(Stated exercise): Select every line holding the word "right" and copy it.

Dataset rows
◆ ◆ ◆ ◆ ◆ ◆ ◆

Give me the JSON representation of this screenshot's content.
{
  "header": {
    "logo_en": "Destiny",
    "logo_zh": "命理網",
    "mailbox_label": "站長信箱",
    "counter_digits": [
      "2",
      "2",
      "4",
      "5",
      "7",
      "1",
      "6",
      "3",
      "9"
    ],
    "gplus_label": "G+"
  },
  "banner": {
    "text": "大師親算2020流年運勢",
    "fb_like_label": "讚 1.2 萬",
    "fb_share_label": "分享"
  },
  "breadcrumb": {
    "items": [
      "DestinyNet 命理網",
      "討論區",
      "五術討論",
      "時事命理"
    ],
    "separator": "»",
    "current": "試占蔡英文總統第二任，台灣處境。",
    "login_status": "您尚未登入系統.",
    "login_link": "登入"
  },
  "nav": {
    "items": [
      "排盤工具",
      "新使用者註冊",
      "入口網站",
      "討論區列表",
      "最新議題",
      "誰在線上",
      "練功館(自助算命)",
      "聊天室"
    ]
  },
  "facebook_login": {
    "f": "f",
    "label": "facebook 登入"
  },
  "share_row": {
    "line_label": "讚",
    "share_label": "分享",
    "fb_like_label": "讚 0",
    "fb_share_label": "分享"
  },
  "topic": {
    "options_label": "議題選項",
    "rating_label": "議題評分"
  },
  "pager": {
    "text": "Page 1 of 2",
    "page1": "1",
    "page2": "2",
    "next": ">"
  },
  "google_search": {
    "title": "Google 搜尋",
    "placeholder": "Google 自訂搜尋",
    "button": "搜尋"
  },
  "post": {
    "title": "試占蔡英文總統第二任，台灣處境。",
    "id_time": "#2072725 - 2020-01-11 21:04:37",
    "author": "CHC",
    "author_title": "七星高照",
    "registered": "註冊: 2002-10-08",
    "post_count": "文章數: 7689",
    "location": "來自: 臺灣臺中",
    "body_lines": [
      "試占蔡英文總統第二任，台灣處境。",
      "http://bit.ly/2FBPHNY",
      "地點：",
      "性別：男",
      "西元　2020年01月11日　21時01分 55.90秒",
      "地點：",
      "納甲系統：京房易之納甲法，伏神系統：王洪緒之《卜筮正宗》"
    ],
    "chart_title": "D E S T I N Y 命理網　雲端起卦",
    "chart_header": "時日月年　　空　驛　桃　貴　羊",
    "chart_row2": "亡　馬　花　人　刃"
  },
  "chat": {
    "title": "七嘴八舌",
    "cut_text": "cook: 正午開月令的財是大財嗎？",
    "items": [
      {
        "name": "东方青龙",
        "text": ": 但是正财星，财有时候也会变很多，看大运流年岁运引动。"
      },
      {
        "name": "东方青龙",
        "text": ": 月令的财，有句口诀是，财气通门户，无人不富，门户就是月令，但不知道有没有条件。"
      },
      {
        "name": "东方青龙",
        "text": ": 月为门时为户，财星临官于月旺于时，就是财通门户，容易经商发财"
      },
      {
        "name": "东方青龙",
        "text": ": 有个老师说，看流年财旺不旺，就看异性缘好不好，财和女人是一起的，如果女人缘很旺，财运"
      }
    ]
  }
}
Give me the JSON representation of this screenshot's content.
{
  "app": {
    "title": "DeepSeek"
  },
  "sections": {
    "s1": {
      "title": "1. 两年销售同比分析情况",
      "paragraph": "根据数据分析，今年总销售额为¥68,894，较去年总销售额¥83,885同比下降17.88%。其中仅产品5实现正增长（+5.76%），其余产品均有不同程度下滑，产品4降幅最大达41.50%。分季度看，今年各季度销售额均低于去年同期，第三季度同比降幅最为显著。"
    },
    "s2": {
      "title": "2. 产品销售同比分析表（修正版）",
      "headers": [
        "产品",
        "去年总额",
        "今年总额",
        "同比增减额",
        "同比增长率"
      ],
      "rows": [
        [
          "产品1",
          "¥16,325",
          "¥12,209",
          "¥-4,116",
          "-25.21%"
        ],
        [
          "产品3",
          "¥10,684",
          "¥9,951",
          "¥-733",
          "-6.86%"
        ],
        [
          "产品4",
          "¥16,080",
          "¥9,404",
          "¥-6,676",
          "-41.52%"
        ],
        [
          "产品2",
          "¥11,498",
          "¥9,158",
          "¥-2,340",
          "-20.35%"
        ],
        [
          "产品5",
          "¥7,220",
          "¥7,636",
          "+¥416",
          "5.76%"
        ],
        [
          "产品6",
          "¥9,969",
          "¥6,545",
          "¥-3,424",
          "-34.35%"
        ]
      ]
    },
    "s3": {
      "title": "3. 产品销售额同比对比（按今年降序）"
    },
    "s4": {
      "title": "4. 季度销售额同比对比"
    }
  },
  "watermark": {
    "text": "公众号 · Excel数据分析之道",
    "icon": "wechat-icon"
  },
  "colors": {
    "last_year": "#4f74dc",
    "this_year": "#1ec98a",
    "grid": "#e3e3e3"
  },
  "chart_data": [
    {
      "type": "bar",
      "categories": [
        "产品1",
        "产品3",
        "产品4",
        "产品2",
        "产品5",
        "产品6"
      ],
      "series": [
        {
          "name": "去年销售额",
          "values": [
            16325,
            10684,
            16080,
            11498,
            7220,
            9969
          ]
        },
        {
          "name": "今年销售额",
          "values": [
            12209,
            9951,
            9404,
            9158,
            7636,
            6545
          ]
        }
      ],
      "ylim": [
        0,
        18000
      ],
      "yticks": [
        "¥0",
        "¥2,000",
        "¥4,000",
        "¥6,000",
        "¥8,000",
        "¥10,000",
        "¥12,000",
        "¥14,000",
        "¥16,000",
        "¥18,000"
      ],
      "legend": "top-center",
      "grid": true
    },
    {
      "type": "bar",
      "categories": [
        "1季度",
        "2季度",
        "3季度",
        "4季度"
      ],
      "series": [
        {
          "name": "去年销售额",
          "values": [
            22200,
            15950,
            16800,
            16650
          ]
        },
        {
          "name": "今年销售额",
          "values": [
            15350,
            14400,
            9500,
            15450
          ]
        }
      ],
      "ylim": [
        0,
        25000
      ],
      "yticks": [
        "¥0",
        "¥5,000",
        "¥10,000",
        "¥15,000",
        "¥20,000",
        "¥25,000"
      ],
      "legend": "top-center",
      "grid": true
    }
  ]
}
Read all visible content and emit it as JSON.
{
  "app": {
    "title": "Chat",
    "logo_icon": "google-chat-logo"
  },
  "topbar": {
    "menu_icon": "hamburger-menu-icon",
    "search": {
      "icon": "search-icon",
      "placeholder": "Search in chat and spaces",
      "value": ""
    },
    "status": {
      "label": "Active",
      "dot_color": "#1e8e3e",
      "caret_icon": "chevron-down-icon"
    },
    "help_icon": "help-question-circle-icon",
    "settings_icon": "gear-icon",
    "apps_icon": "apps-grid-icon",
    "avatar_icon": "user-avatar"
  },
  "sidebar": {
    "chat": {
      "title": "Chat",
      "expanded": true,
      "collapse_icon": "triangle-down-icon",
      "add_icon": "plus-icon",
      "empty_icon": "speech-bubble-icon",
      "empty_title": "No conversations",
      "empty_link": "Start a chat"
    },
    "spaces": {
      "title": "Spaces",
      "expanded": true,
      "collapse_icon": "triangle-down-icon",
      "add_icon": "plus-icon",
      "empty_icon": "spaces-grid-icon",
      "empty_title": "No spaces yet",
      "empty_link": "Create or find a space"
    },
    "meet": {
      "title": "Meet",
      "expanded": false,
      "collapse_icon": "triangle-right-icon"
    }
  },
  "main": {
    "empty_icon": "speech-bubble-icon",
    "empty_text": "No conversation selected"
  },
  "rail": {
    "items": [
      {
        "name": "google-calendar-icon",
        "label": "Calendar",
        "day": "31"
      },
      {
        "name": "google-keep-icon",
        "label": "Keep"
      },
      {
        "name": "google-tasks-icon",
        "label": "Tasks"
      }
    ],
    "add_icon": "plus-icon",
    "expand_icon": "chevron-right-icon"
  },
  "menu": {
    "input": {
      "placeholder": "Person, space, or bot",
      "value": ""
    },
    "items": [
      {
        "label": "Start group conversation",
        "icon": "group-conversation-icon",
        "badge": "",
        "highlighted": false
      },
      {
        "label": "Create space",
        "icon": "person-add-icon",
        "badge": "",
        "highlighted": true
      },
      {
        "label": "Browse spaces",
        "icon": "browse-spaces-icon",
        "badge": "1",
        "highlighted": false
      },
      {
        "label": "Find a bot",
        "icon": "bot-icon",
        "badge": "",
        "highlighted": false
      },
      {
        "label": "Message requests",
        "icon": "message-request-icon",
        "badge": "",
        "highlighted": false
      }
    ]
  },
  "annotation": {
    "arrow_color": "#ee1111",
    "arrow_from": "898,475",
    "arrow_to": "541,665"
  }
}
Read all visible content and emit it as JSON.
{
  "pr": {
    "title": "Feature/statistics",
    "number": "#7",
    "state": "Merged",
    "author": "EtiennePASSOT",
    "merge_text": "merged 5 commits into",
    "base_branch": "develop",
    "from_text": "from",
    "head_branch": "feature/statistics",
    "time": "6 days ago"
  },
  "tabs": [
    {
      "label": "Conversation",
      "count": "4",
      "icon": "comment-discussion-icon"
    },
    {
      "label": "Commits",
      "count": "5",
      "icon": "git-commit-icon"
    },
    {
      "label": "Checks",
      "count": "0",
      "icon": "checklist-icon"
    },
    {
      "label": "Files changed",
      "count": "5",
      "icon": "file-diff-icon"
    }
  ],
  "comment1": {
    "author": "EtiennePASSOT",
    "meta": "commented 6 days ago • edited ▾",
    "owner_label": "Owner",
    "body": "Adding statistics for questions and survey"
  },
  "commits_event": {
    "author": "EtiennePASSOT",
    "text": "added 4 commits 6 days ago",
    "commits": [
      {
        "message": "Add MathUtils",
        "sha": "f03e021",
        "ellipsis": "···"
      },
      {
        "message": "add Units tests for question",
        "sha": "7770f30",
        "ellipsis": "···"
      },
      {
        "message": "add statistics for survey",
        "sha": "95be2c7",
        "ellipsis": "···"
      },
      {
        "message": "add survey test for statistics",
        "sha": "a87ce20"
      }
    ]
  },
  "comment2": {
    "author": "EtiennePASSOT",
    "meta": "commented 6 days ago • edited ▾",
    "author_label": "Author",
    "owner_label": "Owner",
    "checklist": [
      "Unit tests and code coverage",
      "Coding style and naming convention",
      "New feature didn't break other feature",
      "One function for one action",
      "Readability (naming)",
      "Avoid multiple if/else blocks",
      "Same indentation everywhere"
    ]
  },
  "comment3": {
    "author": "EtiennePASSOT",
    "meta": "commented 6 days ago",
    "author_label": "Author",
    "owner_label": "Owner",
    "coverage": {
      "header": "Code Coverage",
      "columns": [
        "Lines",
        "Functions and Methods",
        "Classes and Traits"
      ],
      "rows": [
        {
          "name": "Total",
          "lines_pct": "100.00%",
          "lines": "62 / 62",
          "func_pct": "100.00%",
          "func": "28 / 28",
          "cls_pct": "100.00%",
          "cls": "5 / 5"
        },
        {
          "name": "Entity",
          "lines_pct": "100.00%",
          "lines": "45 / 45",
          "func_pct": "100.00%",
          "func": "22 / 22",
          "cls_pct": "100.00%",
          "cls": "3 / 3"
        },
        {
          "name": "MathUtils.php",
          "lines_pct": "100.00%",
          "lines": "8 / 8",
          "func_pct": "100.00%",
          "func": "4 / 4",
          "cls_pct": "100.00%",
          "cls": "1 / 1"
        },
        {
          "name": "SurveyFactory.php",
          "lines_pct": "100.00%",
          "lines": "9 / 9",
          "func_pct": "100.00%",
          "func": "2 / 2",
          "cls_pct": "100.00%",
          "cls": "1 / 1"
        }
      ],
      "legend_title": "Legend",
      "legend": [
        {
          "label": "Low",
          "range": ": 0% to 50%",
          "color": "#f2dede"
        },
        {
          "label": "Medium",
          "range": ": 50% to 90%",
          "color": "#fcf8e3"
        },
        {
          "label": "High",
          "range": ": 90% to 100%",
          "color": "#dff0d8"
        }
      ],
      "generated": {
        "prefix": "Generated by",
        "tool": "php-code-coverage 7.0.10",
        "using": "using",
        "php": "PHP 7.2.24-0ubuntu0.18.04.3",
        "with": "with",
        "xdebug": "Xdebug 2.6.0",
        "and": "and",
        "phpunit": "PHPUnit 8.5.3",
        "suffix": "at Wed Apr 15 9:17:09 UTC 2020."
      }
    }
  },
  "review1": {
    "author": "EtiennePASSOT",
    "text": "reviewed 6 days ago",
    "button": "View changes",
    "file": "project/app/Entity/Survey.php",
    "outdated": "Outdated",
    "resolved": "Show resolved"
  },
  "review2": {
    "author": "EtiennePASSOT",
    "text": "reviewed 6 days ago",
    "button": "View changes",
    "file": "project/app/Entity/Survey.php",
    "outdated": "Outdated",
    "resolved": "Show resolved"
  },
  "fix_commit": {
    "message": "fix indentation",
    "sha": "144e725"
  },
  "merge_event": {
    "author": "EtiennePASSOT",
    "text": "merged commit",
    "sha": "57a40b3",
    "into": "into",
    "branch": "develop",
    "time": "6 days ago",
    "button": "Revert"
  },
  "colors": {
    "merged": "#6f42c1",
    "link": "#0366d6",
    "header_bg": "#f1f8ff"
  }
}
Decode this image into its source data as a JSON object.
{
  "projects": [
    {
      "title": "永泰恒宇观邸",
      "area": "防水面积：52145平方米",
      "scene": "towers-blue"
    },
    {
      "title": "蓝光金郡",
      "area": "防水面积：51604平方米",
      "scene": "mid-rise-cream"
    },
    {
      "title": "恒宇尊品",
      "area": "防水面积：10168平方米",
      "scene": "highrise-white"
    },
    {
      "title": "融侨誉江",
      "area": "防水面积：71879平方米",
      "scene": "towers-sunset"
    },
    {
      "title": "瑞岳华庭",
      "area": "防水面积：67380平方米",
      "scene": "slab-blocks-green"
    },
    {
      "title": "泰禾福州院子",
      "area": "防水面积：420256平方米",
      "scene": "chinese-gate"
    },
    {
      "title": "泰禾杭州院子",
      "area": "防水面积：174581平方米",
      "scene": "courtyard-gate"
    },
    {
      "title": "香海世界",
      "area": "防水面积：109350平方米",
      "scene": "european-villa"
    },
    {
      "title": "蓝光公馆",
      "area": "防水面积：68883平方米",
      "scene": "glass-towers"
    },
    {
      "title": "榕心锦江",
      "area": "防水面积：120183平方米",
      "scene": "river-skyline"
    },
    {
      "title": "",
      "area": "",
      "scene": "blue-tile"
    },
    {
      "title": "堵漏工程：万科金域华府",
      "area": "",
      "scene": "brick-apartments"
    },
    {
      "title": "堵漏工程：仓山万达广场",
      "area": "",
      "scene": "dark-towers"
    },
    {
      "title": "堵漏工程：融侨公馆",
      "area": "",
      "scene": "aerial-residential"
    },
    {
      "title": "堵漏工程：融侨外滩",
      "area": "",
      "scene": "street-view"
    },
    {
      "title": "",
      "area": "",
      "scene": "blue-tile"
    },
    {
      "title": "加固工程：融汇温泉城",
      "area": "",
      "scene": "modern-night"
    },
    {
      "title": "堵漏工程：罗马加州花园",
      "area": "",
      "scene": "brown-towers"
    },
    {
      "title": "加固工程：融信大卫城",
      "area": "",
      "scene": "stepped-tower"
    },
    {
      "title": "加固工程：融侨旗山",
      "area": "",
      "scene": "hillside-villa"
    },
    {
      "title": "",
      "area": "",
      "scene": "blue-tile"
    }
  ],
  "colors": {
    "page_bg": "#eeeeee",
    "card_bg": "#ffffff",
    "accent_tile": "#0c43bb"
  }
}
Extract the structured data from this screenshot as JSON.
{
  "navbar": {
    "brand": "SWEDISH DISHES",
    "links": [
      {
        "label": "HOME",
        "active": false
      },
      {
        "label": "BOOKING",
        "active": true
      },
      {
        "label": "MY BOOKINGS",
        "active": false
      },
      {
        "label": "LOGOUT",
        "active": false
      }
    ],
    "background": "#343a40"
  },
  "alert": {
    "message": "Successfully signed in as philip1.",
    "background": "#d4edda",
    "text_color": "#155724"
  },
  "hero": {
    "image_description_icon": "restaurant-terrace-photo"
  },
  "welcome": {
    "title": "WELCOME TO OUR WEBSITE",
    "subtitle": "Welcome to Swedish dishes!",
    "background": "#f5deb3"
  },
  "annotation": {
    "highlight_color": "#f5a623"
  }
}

◆ ◆ ◆ ◆ ◆ ◆ ◆

(Task output):
      "collapse_icon": "triangle-right-icon"
    "expand_icon": "chevron-right-icon"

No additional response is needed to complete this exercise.